# 作業内容
映画『海鳴りがきこえる』の紹介文によると、監督の岩崎孝正はどこの出身か。

# 読む抜粋
☆ ☆ ☆ ☆

海鳴りがきこえる

TRAILER

INTRODUCTION

震災ですべてを失った女性は、母になり家族をもった
幸せを求めた彼女は、何故また被災地に戻ったのか―
震災ですべてを失った女性は、
母になり家族をもった
幸せを求めた彼女は、
何故また被災地に戻ったのか―

元写真家の理子奈は、愛息、大地の子育てに追われる毎日を過ごしている。東北の被災地出身の彼女は、震災で家族が離散した過去があった。だからこそか、自分の理想的な家族を作ることに執着しているが、夫の知久とぶつかり、噛み合わない日々が続いていた。そんな折、父親のように慕って師事していた写真家の浩志が、緊迫した情勢のベラルーシに難民取材に行くと連絡が入る。父親を失うような気持ちでいる最中、知久が浮気をしていることを知る理子奈。苦悩のなかで、本当に自分がすべきことは何かと自問しながら、やがて、彼女は東北の被災地へ車を走らせていく―。

3.11を記録すること、その以後の物語を描くこと
被災地となった故郷を、映像で紡ぐ岩崎孝正の初長編劇映画
3.11を記録すること、
その以後の物語を描くこと
被災地となった故郷を、
映像で紡ぐ岩崎孝正の初長編劇映画

監督は、長編劇映画が初となる岩崎孝正。福島県相馬市出身の岩崎は、3.11 の震災以降、故郷の映像を撮り始め、2015 年にドキュメンタリー『自然と兆候/4つの詩から』を完成させる。以降も災害や公害についての短編作品を送り出してきた。主演、理子奈役を演じたのは、『アルプススタンドのはしの方』(20)をはじめ、数々の映画に出演、『まなみ100%』(23)も控える注目の若手俳優、中村守里。夫・知久役は、近年、映画の出演に加えてドラマにも幅広く出演する内村遥が演じている。3.11 の震災から12 年―その以後の人生を描くヒューマンドラマがここに完成した。

STORY

かつて写真家であった理子奈は、広告代理店に勤める夫の知久、息子の大地と、東京近郊のマンション暮らしを始め、数年が経とうとしていた。育児をしながら、空いた時間に夫の会社から広告写真の仕事をもらい、生活に追われている。

彼女は東北の被災地出身で、震災で父親を失い、中学生の時に親戚に預けられ、母親とも疎遠な関係になっていた。だからこそか、夢想的に幸せな家庭をつくることに執着してしまい、現実的な夫の知久とぶつかり、噛み合わない日々が続いていた。

そんな折、かつて理子奈に写真を教えた、父親代わりでもあったベテラン写真家の浩志から、戦場に接するベラルーシに難民取材に行くという連絡を受ける。浩志は戦場カメラマンとして経験豊富とはいえ、突然の連絡に驚きと不安を隠せない。

「最近、知久の帰りが遅い…」。理子奈は夫への疑いと不安を強めていた。親友である栄子に相談したが「あんな真面目な人いないよ。心配ないよ」と言われるが、知久への疑いは日に日に募り、うなされたり不安に苛まれることが多くなる。

☆ ☆ ☆ ☆

# 項目一覧

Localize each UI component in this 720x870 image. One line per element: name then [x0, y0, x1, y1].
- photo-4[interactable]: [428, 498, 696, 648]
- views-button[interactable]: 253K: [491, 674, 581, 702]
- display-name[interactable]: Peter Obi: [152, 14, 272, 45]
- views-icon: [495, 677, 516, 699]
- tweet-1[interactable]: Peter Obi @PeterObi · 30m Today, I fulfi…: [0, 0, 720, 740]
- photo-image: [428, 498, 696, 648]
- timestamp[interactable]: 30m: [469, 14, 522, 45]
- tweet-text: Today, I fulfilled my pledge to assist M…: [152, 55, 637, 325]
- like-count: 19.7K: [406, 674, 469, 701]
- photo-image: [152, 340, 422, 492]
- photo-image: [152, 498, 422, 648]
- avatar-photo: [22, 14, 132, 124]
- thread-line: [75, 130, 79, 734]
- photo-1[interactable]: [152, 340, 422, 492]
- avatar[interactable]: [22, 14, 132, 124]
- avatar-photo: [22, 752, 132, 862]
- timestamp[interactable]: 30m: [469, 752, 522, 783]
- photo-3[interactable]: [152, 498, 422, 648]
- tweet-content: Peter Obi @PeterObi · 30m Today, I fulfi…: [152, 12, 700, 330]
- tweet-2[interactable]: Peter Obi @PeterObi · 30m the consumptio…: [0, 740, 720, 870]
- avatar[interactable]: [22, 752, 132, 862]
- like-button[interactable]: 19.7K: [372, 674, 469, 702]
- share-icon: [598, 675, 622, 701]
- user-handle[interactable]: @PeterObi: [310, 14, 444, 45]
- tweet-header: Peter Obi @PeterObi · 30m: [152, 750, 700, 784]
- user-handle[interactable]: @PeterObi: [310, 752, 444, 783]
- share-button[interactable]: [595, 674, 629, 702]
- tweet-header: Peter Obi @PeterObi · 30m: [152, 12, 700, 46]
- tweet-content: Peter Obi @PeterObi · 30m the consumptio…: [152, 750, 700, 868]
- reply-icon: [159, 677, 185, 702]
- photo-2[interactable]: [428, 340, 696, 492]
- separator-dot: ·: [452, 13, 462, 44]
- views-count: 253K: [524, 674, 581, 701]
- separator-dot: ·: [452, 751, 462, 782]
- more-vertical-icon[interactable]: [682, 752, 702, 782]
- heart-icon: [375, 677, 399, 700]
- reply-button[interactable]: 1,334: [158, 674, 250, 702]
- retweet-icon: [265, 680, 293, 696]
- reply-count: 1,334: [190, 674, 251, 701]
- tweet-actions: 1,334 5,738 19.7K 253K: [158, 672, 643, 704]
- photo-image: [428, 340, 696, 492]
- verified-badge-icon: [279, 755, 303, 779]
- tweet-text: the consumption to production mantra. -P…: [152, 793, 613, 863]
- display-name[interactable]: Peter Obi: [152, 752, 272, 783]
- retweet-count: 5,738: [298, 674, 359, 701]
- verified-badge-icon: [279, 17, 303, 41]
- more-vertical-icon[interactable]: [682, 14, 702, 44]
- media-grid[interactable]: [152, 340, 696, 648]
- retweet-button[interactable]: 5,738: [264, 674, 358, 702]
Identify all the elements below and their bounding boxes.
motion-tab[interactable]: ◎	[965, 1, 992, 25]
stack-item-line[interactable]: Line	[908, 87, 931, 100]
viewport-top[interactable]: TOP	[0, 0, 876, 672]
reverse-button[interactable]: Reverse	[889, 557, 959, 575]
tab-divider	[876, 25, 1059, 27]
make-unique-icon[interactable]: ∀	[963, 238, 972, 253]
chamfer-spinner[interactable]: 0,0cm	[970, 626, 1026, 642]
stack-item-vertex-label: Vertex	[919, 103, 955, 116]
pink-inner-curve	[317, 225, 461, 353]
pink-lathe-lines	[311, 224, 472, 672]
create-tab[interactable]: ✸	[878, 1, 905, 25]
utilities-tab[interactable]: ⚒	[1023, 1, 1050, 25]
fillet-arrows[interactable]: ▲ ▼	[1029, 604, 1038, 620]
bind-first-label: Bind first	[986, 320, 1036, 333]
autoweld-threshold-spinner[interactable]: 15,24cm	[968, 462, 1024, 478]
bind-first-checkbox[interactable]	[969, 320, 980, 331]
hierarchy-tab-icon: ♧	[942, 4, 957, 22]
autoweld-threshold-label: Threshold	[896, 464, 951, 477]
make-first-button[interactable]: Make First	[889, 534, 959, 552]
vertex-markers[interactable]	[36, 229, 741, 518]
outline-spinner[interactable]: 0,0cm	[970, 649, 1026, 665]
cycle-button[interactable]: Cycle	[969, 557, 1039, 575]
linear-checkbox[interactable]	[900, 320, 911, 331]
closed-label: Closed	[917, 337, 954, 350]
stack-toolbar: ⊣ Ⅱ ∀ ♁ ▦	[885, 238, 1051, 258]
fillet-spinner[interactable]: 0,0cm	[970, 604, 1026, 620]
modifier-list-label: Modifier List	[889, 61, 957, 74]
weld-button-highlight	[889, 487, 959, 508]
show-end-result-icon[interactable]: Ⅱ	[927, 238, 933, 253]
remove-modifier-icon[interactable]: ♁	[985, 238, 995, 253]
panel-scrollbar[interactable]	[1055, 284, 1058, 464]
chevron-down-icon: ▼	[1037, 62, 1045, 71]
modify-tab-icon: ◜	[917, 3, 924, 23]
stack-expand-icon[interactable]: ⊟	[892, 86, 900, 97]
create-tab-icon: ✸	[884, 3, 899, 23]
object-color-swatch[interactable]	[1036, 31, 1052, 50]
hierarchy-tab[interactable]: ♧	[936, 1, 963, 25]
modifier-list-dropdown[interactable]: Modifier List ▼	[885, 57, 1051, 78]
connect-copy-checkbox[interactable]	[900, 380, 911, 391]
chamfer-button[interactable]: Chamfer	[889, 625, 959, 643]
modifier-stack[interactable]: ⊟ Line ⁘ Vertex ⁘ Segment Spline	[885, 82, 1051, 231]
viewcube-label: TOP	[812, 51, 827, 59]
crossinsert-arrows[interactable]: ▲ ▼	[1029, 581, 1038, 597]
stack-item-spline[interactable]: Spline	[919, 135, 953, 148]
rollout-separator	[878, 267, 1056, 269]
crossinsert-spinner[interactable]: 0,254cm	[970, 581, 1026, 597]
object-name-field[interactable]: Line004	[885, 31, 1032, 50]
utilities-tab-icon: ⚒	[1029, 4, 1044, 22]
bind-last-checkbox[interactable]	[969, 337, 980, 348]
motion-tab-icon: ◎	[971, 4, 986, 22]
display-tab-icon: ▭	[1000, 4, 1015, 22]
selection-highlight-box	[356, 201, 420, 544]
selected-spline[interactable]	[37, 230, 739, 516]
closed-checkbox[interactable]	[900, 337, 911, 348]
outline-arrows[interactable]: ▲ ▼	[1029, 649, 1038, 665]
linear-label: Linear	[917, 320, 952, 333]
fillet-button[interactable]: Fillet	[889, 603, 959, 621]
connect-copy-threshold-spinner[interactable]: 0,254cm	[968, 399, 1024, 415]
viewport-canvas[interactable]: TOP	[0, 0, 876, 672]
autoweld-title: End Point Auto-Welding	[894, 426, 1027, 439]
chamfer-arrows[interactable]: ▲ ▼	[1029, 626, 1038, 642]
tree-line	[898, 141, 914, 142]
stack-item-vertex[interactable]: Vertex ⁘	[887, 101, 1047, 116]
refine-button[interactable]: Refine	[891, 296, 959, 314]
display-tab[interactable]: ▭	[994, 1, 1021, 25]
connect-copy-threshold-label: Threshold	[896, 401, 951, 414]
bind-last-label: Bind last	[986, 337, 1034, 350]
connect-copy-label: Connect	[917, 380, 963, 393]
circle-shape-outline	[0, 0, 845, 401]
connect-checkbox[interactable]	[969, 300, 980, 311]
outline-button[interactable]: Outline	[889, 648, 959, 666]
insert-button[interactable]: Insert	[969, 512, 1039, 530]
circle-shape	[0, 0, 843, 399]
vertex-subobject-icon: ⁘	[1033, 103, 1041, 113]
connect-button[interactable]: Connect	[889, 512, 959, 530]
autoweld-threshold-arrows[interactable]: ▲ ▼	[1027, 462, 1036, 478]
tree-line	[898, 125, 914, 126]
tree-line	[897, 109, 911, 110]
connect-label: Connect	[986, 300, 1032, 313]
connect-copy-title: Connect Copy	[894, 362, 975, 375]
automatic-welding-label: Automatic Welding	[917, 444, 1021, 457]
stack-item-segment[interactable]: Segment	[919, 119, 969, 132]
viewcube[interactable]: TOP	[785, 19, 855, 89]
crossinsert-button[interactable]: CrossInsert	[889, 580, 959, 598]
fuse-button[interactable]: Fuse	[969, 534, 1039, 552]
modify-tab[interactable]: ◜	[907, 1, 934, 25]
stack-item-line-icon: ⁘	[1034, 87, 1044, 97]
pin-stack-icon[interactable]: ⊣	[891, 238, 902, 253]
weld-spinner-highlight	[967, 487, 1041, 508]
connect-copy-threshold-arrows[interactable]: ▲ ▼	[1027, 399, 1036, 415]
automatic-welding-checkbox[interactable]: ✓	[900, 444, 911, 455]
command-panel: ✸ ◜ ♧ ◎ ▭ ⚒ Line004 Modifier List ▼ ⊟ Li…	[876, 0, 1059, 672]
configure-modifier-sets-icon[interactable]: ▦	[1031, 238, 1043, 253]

☆ ☆ ☆ ☆

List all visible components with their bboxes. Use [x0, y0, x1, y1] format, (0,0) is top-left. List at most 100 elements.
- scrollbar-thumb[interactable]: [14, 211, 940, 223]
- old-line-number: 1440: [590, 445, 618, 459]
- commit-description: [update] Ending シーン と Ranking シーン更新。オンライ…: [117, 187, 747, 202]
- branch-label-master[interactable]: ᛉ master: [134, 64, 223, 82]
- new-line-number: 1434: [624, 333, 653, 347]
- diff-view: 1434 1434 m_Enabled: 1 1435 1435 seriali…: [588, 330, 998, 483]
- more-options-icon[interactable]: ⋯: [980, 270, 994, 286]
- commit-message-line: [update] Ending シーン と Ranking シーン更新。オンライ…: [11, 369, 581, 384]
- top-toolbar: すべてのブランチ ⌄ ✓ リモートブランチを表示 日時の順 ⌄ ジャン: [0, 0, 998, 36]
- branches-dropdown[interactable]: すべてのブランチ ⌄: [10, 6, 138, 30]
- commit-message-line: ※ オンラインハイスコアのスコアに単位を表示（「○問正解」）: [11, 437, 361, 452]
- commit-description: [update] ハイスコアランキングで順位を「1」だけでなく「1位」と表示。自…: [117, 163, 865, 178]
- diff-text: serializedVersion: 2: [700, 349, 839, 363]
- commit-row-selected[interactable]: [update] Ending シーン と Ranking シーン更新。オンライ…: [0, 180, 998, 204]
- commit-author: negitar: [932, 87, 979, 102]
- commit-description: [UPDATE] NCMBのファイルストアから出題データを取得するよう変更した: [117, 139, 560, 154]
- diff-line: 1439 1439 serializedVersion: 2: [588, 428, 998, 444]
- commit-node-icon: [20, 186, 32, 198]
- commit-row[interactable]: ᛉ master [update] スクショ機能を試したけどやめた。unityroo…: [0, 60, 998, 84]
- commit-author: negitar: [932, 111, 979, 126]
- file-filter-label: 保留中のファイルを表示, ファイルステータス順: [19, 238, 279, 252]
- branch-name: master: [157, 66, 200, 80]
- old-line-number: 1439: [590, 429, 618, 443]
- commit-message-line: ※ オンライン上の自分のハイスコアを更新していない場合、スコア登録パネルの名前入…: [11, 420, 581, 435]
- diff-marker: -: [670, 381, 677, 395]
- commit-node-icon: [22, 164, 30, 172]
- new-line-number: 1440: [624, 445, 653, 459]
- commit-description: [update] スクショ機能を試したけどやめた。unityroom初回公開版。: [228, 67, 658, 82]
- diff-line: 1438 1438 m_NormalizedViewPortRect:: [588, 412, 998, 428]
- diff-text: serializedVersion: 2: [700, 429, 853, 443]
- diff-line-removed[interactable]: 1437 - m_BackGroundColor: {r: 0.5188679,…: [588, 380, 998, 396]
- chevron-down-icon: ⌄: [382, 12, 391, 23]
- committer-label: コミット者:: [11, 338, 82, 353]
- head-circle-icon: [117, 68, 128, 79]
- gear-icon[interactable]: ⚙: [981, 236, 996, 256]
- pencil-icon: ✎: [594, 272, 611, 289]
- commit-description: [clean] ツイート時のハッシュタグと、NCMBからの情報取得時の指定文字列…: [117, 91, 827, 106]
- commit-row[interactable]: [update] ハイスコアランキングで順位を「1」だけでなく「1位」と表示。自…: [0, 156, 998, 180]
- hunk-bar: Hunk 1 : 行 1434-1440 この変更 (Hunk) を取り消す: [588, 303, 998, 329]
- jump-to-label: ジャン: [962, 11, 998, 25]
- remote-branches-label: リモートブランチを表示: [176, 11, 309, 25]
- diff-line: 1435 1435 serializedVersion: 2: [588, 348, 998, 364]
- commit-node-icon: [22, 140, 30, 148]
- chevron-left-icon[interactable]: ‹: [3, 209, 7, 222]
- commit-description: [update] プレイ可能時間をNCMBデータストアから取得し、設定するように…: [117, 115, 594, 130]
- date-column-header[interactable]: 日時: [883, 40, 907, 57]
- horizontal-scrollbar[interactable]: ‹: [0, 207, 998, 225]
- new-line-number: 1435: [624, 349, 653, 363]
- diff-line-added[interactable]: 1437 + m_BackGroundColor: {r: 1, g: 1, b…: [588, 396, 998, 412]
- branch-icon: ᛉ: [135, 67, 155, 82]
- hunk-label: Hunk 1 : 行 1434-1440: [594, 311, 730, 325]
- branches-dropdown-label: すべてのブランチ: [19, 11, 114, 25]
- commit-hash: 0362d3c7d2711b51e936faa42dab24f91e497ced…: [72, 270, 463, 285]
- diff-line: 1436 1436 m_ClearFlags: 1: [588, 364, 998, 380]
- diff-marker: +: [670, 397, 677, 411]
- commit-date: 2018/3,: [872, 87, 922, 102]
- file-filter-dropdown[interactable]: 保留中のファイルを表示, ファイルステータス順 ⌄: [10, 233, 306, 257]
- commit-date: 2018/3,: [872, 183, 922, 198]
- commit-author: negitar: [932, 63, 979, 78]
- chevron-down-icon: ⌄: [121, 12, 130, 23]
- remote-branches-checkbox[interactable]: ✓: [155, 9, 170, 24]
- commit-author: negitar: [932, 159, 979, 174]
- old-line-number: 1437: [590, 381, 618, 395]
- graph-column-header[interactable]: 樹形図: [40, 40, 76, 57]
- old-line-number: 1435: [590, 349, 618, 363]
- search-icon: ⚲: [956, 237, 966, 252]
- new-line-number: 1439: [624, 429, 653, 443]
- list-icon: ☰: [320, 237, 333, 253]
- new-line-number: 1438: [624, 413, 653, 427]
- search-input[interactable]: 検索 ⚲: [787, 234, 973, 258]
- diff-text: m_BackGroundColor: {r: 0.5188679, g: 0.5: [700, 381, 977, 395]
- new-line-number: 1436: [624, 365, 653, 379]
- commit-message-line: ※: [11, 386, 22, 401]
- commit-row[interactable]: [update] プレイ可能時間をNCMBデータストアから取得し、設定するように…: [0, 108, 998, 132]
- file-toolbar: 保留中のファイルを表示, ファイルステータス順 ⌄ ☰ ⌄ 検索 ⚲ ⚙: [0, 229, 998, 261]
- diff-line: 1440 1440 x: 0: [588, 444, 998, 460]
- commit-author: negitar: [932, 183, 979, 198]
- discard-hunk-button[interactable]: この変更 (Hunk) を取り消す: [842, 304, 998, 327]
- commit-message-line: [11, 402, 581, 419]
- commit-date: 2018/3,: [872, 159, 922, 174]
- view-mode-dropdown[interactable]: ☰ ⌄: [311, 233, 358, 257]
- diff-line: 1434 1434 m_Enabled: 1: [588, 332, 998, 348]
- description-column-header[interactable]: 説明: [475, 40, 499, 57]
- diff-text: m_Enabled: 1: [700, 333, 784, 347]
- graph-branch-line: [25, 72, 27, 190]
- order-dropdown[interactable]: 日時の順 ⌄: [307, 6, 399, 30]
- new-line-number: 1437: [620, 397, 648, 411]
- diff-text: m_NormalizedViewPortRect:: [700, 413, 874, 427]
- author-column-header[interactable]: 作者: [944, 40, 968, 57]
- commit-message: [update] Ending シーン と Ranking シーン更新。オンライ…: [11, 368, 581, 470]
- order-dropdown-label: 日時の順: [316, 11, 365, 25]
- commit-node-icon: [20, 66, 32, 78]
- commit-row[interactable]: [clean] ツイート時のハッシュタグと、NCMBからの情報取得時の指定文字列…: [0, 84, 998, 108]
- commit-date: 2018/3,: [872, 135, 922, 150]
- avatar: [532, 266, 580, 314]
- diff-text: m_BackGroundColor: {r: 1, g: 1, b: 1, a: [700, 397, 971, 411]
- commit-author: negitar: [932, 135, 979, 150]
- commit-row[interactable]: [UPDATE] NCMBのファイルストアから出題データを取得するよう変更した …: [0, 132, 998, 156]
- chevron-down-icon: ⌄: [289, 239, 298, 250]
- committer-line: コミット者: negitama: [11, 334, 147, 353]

☆ ☆ ☆ ☆

# 解答
福島県相馬市の出身です。